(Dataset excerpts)

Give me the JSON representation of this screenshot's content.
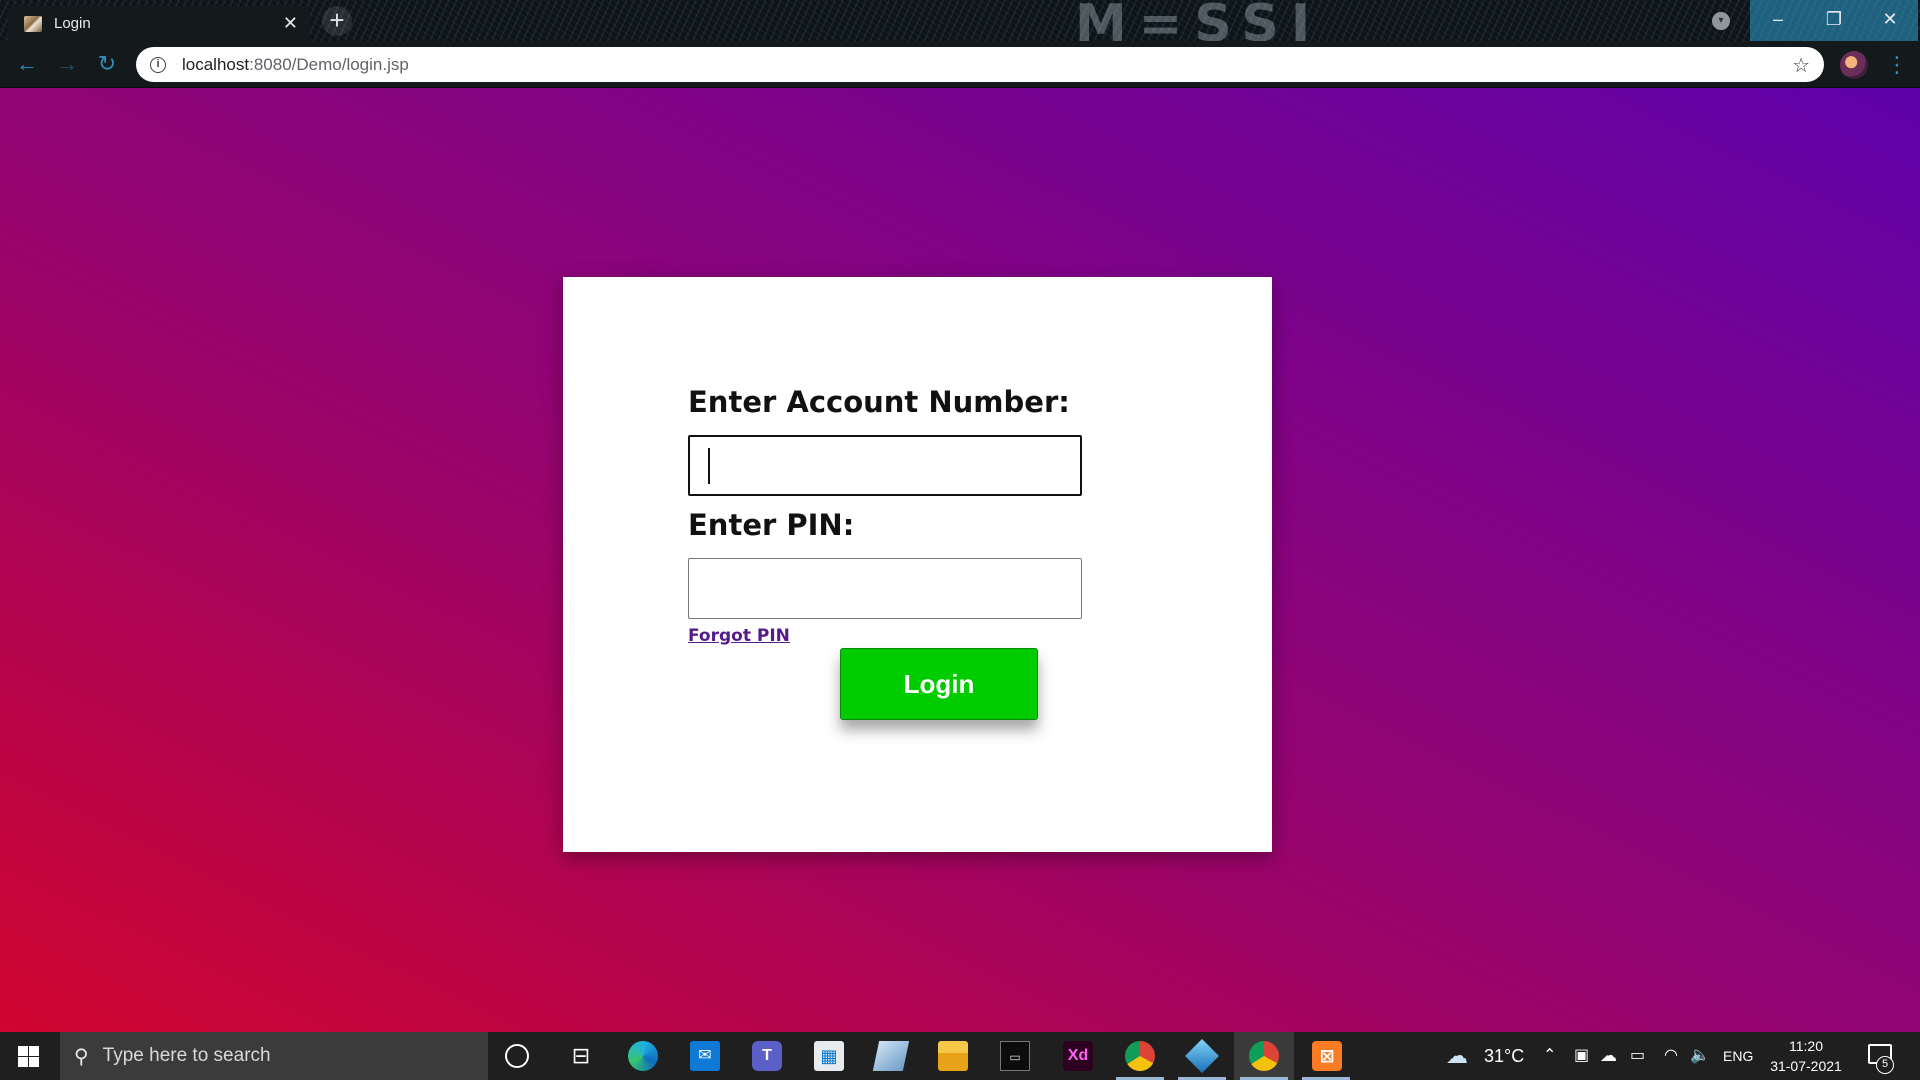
{
  "browser": {
    "tab_title": "Login",
    "tab_close": "✕",
    "new_tab": "+",
    "url_host": "localhost",
    "url_rest": ":8080/Demo/login.jsp",
    "window_controls": {
      "minimize": "–",
      "maximize": "❐",
      "close": "✕"
    },
    "icons": {
      "back": "←",
      "forward": "→",
      "reload": "↻",
      "info": "i",
      "star": "☆",
      "menu": "⋮"
    }
  },
  "login": {
    "account_label": "Enter Account Number:",
    "account_value": "",
    "pin_label": "Enter PIN:",
    "pin_value": "",
    "forgot_link": "Forgot PIN",
    "submit_label": "Login"
  },
  "taskbar": {
    "search_placeholder": "Type here to search",
    "xd_label": "Xd",
    "weather_temp": "31°C",
    "language": "ENG",
    "time": "11:20",
    "date": "31-07-2021",
    "notification_count": "5"
  },
  "colors": {
    "gradient_start": "#d0052f",
    "gradient_end": "#5f02aa",
    "login_button": "#00cc00",
    "link": "#551a8b"
  }
}
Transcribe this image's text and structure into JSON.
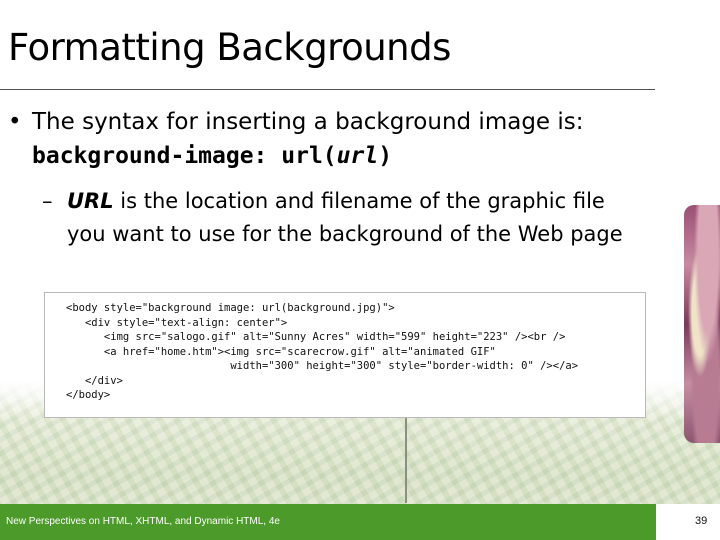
{
  "slide": {
    "title": "Formatting Backgrounds",
    "bullet": {
      "marker": "•",
      "text": "The syntax for inserting a background image is:",
      "code_prefix": "background-image: url(",
      "code_arg": "url",
      "code_suffix": ")"
    },
    "sub_bullet": {
      "marker": "–",
      "bold_term": "URL",
      "line1": " is the location and filename of the graphic file",
      "line2": "you want to use for the background of the Web page"
    },
    "code_figure": {
      "lines": [
        "<body style=\"background image: url(background.jpg)\">",
        "   <div style=\"text-align: center\">",
        "      <img src=\"salogo.gif\" alt=\"Sunny Acres\" width=\"599\" height=\"223\" /><br />",
        "      <a href=\"home.htm\"><img src=\"scarecrow.gif\" alt=\"animated GIF\"",
        "                          width=\"300\" height=\"300\" style=\"border-width: 0\" /></a>",
        "   </div>",
        "</body>"
      ]
    },
    "footer": {
      "text": "New Perspectives on HTML, XHTML, and Dynamic HTML, 4e",
      "page_number": "39"
    },
    "colors": {
      "footer_bar": "#4c9a2a",
      "title_rule": "#4f4f4f"
    }
  }
}
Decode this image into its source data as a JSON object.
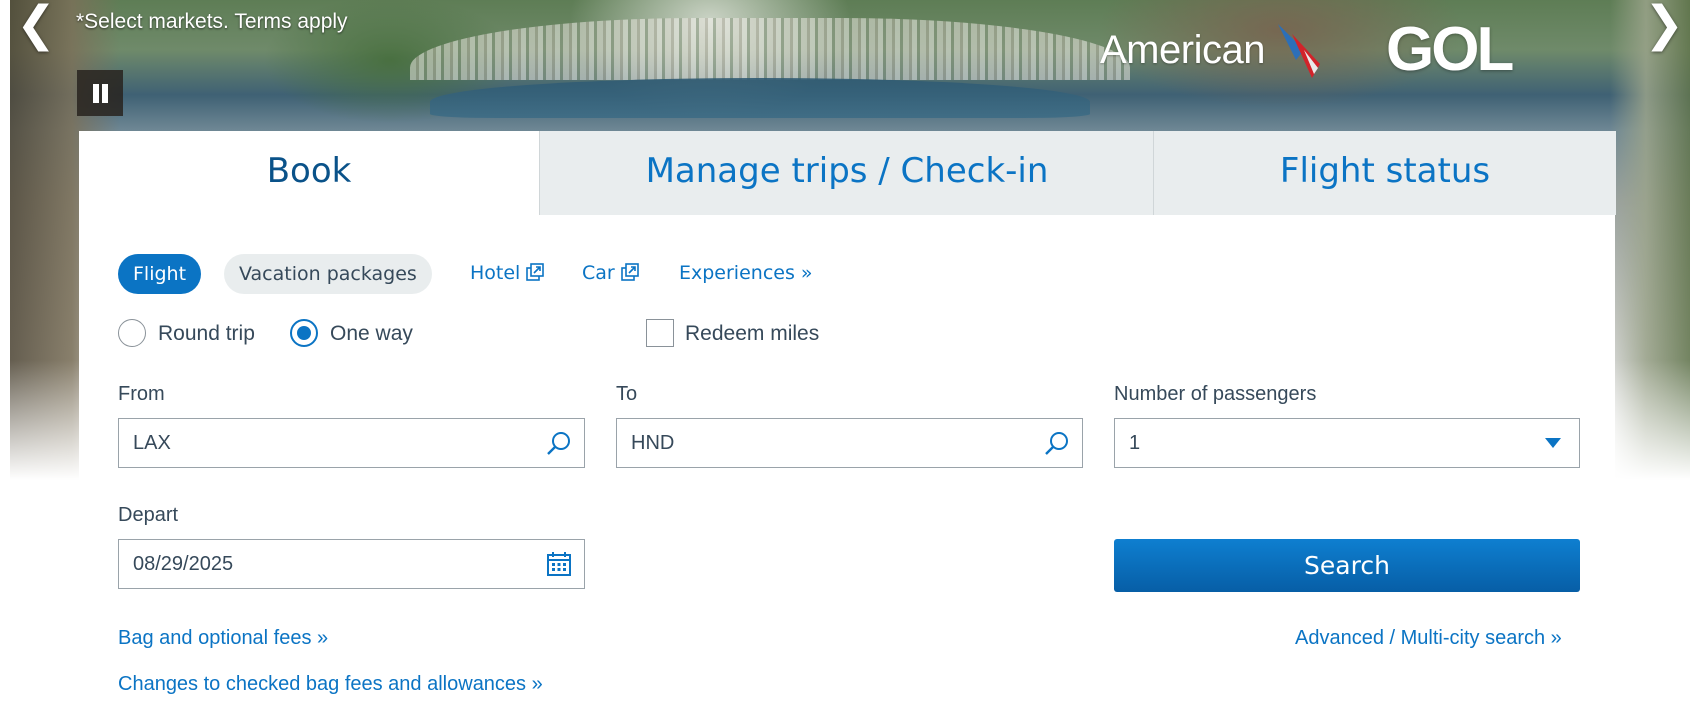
{
  "hero": {
    "caption": "*Select markets. Terms apply",
    "prev_glyph": "❮",
    "next_glyph": "❯",
    "brand_american": "American",
    "brand_gol": "GOL",
    "pause_icon": "pause-icon"
  },
  "tabs": [
    {
      "label": "Book",
      "active": true
    },
    {
      "label": "Manage trips / Check-in",
      "active": false
    },
    {
      "label": "Flight status",
      "active": false
    }
  ],
  "product": {
    "flight": "Flight",
    "vacation": "Vacation packages",
    "hotel": "Hotel",
    "car": "Car",
    "experiences": "Experiences  »"
  },
  "trip_type": {
    "round_trip": "Round trip",
    "one_way": "One way",
    "selected": "One way",
    "redeem_miles": "Redeem miles",
    "redeem_checked": false
  },
  "fields": {
    "from_label": "From",
    "from_value": "LAX",
    "to_label": "To",
    "to_value": "HND",
    "passengers_label": "Number of passengers",
    "passengers_value": "1",
    "depart_label": "Depart",
    "depart_value": "08/29/2025"
  },
  "actions": {
    "search": "Search",
    "bag_fees": "Bag and optional fees »",
    "advanced": "Advanced / Multi-city search »",
    "changes": "Changes to checked bag fees and allowances »"
  },
  "colors": {
    "accent": "#0b74c4",
    "tab_inactive_bg": "#e9edee",
    "text": "#36495a"
  }
}
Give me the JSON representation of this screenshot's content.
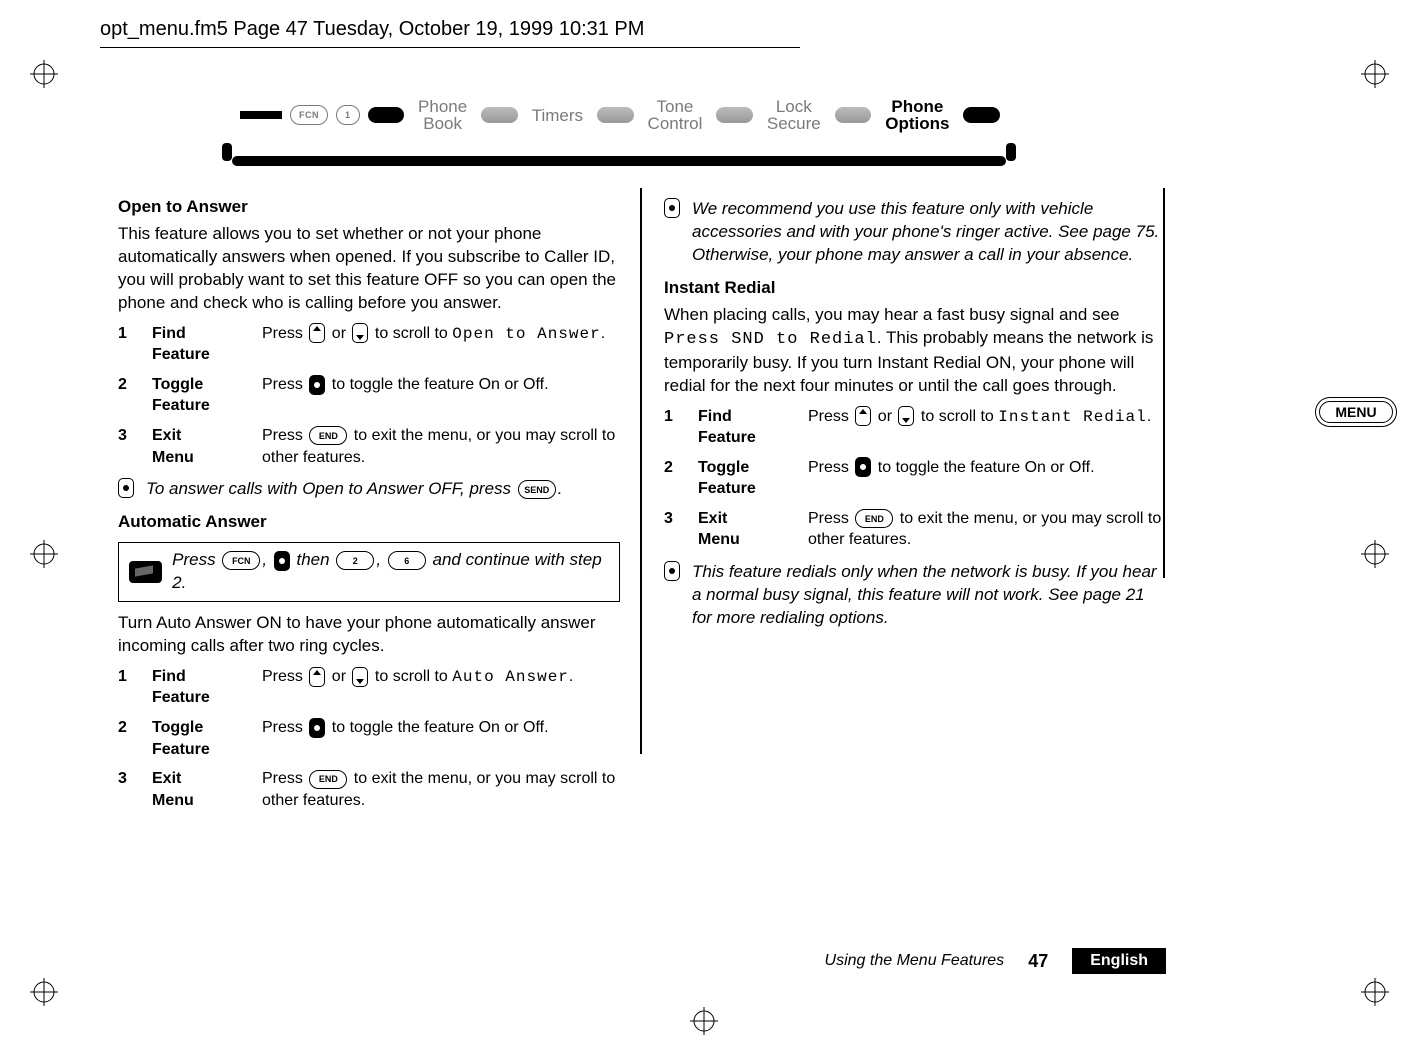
{
  "frame_header": "opt_menu.fm5  Page 47  Tuesday, October 19, 1999  10:31 PM",
  "breadcrumb": {
    "lead_keys": [
      "FCN",
      "1"
    ],
    "items": [
      {
        "l1": "Phone",
        "l2": "Book",
        "active": false
      },
      {
        "l1": "Timers",
        "l2": "",
        "active": false
      },
      {
        "l1": "Tone",
        "l2": "Control",
        "active": false
      },
      {
        "l1": "Lock",
        "l2": "Secure",
        "active": false
      },
      {
        "l1": "Phone",
        "l2": "Options",
        "active": true
      }
    ]
  },
  "left": {
    "open_to_answer": {
      "title": "Open to Answer",
      "intro": "This feature allows you to set whether or not your phone automatically answers when opened. If you subscribe to Caller ID, you will probably want to set this feature OFF so you can open the phone and check who is calling before you answer.",
      "steps": [
        {
          "num": "1",
          "label_l1": "Find",
          "label_l2": "Feature",
          "pre": "Press ",
          "mid": " or ",
          "post": " to scroll to ",
          "mono": "Open to Answer",
          "tail": "."
        },
        {
          "num": "2",
          "label_l1": "Toggle",
          "label_l2": "Feature",
          "pre": "Press ",
          "post": " to toggle the feature On or Off."
        },
        {
          "num": "3",
          "label_l1": "Exit",
          "label_l2": "Menu",
          "pre": "Press ",
          "key": "END",
          "post": " to exit the menu, or you may scroll to other features."
        }
      ],
      "note": {
        "text_pre": "To answer calls with Open to Answer OFF, press ",
        "key": "SEND",
        "text_post": "."
      }
    },
    "auto_answer": {
      "title": "Automatic Answer",
      "shortcut": {
        "pre": "Press ",
        "k1": "FCN",
        "mid1": ", ",
        "mid2": " then ",
        "k2": "2",
        "mid3": ", ",
        "k3": "6",
        "post": " and continue with step 2."
      },
      "intro": "Turn Auto Answer ON to have your phone automatically answer incoming calls after two ring cycles.",
      "steps": [
        {
          "num": "1",
          "label_l1": "Find",
          "label_l2": "Feature",
          "pre": "Press ",
          "mid": " or ",
          "post": " to scroll to ",
          "mono": "Auto Answer",
          "tail": "."
        },
        {
          "num": "2",
          "label_l1": "Toggle",
          "label_l2": "Feature",
          "pre": "Press ",
          "post": " to toggle the feature On or Off."
        },
        {
          "num": "3",
          "label_l1": "Exit",
          "label_l2": "Menu",
          "pre": "Press ",
          "key": "END",
          "post": " to exit the menu, or you may scroll to other features."
        }
      ]
    }
  },
  "right": {
    "top_note": "We recommend you use this feature only with vehicle accessories and with your phone's ringer active. See page 75. Otherwise, your phone may answer a call in your absence.",
    "instant_redial": {
      "title": "Instant Redial",
      "intro_pre": "When placing calls, you may hear a fast busy signal and see ",
      "intro_mono": "Press SND to Redial",
      "intro_post": ". This probably means the network is temporarily busy. If you turn Instant Redial ON, your phone will redial for the next four minutes or until the call goes through.",
      "steps": [
        {
          "num": "1",
          "label_l1": "Find",
          "label_l2": "Feature",
          "pre": "Press ",
          "mid": " or ",
          "post": " to scroll to ",
          "mono": "Instant Redial",
          "tail": "."
        },
        {
          "num": "2",
          "label_l1": "Toggle",
          "label_l2": "Feature",
          "pre": "Press ",
          "post": " to toggle the feature On or Off."
        },
        {
          "num": "3",
          "label_l1": "Exit",
          "label_l2": "Menu",
          "pre": "Press ",
          "key": "END",
          "post": " to exit the menu, or you may scroll to other features."
        }
      ],
      "note": "This feature redials only when the network is busy. If you hear a normal busy signal, this feature will not work. See page 21 for more redialing options."
    }
  },
  "side_tab": "MENU",
  "footer": {
    "title": "Using the Menu Features",
    "page": "47",
    "lang": "English"
  }
}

▸ BRIEF:
Quote the material word for word, dropping any images it holds.

▸ THE RESPONSE:
Give me the JSON representation of this screenshot's content.
{
  "browser": {
    "tab_title": "Login",
    "tab_close": "✕",
    "new_tab": "+",
    "url_host": "localhost",
    "url_rest": ":8080/Demo/login.jsp",
    "window_controls": {
      "minimize": "–",
      "maximize": "❐",
      "close": "✕"
    },
    "icons": {
      "back": "←",
      "forward": "→",
      "reload": "↻",
      "info": "i",
      "star": "☆",
      "menu": "⋮"
    }
  },
  "login": {
    "account_label": "Enter Account Number:",
    "account_value": "",
    "pin_label": "Enter PIN:",
    "pin_value": "",
    "forgot_link": "Forgot PIN",
    "submit_label": "Login"
  },
  "taskbar": {
    "search_placeholder": "Type here to search",
    "xd_label": "Xd",
    "weather_temp": "31°C",
    "language": "ENG",
    "time": "11:20",
    "date": "31-07-2021",
    "notification_count": "5"
  },
  "colors": {
    "gradient_start": "#d0052f",
    "gradient_end": "#5f02aa",
    "login_button": "#00cc00",
    "link": "#551a8b"
  }
}
Transcribe this image's text and structure into JSON.
{
  "slide": {
    "title": "Formatting Backgrounds",
    "bullet": {
      "marker": "•",
      "text": "The syntax for inserting a background image is:",
      "code_prefix": "background-image: url(",
      "code_arg": "url",
      "code_suffix": ")"
    },
    "sub_bullet": {
      "marker": "–",
      "bold_term": "URL",
      "line1": " is the location and filename of the graphic file",
      "line2": "you want to use for the background of the Web page"
    },
    "code_figure": {
      "lines": [
        "<body style=\"background image: url(background.jpg)\">",
        "   <div style=\"text-align: center\">",
        "      <img src=\"salogo.gif\" alt=\"Sunny Acres\" width=\"599\" height=\"223\" /><br />",
        "      <a href=\"home.htm\"><img src=\"scarecrow.gif\" alt=\"animated GIF\"",
        "                          width=\"300\" height=\"300\" style=\"border-width: 0\" /></a>",
        "   </div>",
        "</body>"
      ]
    },
    "footer": {
      "text": "New Perspectives on HTML, XHTML, and Dynamic HTML, 4e",
      "page_number": "39"
    },
    "colors": {
      "footer_bar": "#4c9a2a",
      "title_rule": "#4f4f4f"
    }
  }
}
Decode this image into its source data as a JSON object.
{
  "hero": {
    "caption": "*Select markets. Terms apply",
    "prev_glyph": "❮",
    "next_glyph": "❯",
    "brand_american": "American",
    "brand_gol": "GOL",
    "pause_icon": "pause-icon"
  },
  "tabs": [
    {
      "label": "Book",
      "active": true
    },
    {
      "label": "Manage trips / Check-in",
      "active": false
    },
    {
      "label": "Flight status",
      "active": false
    }
  ],
  "product": {
    "flight": "Flight",
    "vacation": "Vacation packages",
    "hotel": "Hotel",
    "car": "Car",
    "experiences": "Experiences  »"
  },
  "trip_type": {
    "round_trip": "Round trip",
    "one_way": "One way",
    "selected": "One way",
    "redeem_miles": "Redeem miles",
    "redeem_checked": false
  },
  "fields": {
    "from_label": "From",
    "from_value": "LAX",
    "to_label": "To",
    "to_value": "HND",
    "passengers_label": "Number of passengers",
    "passengers_value": "1",
    "depart_label": "Depart",
    "depart_value": "08/29/2025"
  },
  "actions": {
    "search": "Search",
    "bag_fees": "Bag and optional fees »",
    "advanced": "Advanced / Multi-city search »",
    "changes": "Changes to checked bag fees and allowances »"
  },
  "colors": {
    "accent": "#0b74c4",
    "tab_inactive_bg": "#e9edee",
    "text": "#36495a"
  }
}
Give me the JSON representation of this screenshot's content.
{
  "frame_header": "opt_menu.fm5  Page 47  Tuesday, October 19, 1999  10:31 PM",
  "breadcrumb": {
    "lead_keys": [
      "FCN",
      "1"
    ],
    "items": [
      {
        "l1": "Phone",
        "l2": "Book",
        "active": false
      },
      {
        "l1": "Timers",
        "l2": "",
        "active": false
      },
      {
        "l1": "Tone",
        "l2": "Control",
        "active": false
      },
      {
        "l1": "Lock",
        "l2": "Secure",
        "active": false
      },
      {
        "l1": "Phone",
        "l2": "Options",
        "active": true
      }
    ]
  },
  "left": {
    "open_to_answer": {
      "title": "Open to Answer",
      "intro": "This feature allows you to set whether or not your phone automatically answers when opened. If you subscribe to Caller ID, you will probably want to set this feature OFF so you can open the phone and check who is calling before you answer.",
      "steps": [
        {
          "num": "1",
          "label_l1": "Find",
          "label_l2": "Feature",
          "pre": "Press ",
          "mid": " or ",
          "post": " to scroll to ",
          "mono": "Open to Answer",
          "tail": "."
        },
        {
          "num": "2",
          "label_l1": "Toggle",
          "label_l2": "Feature",
          "pre": "Press ",
          "post": " to toggle the feature On or Off."
        },
        {
          "num": "3",
          "label_l1": "Exit",
          "label_l2": "Menu",
          "pre": "Press ",
          "key": "END",
          "post": " to exit the menu, or you may scroll to other features."
        }
      ],
      "note": {
        "text_pre": "To answer calls with Open to Answer OFF, press ",
        "key": "SEND",
        "text_post": "."
      }
    },
    "auto_answer": {
      "title": "Automatic Answer",
      "shortcut": {
        "pre": "Press ",
        "k1": "FCN",
        "mid1": ", ",
        "mid2": " then ",
        "k2": "2",
        "mid3": ", ",
        "k3": "6",
        "post": " and continue with step 2."
      },
      "intro": "Turn Auto Answer ON to have your phone automatically answer incoming calls after two ring cycles.",
      "steps": [
        {
          "num": "1",
          "label_l1": "Find",
          "label_l2": "Feature",
          "pre": "Press ",
          "mid": " or ",
          "post": " to scroll to ",
          "mono": "Auto Answer",
          "tail": "."
        },
        {
          "num": "2",
          "label_l1": "Toggle",
          "label_l2": "Feature",
          "pre": "Press ",
          "post": " to toggle the feature On or Off."
        },
        {
          "num": "3",
          "label_l1": "Exit",
          "label_l2": "Menu",
          "pre": "Press ",
          "key": "END",
          "post": " to exit the menu, or you may scroll to other features."
        }
      ]
    }
  },
  "right": {
    "top_note": "We recommend you use this feature only with vehicle accessories and with your phone's ringer active. See page 75. Otherwise, your phone may answer a call in your absence.",
    "instant_redial": {
      "title": "Instant Redial",
      "intro_pre": "When placing calls, you may hear a fast busy signal and see ",
      "intro_mono": "Press SND to Redial",
      "intro_post": ". This probably means the network is temporarily busy. If you turn Instant Redial ON, your phone will redial for the next four minutes or until the call goes through.",
      "steps": [
        {
          "num": "1",
          "label_l1": "Find",
          "label_l2": "Feature",
          "pre": "Press ",
          "mid": " or ",
          "post": " to scroll to ",
          "mono": "Instant Redial",
          "tail": "."
        },
        {
          "num": "2",
          "label_l1": "Toggle",
          "label_l2": "Feature",
          "pre": "Press ",
          "post": " to toggle the feature On or Off."
        },
        {
          "num": "3",
          "label_l1": "Exit",
          "label_l2": "Menu",
          "pre": "Press ",
          "key": "END",
          "post": " to exit the menu, or you may scroll to other features."
        }
      ],
      "note": "This feature redials only when the network is busy. If you hear a normal busy signal, this feature will not work. See page 21 for more redialing options."
    }
  },
  "side_tab": "MENU",
  "footer": {
    "title": "Using the Menu Features",
    "page": "47",
    "lang": "English"
  }
}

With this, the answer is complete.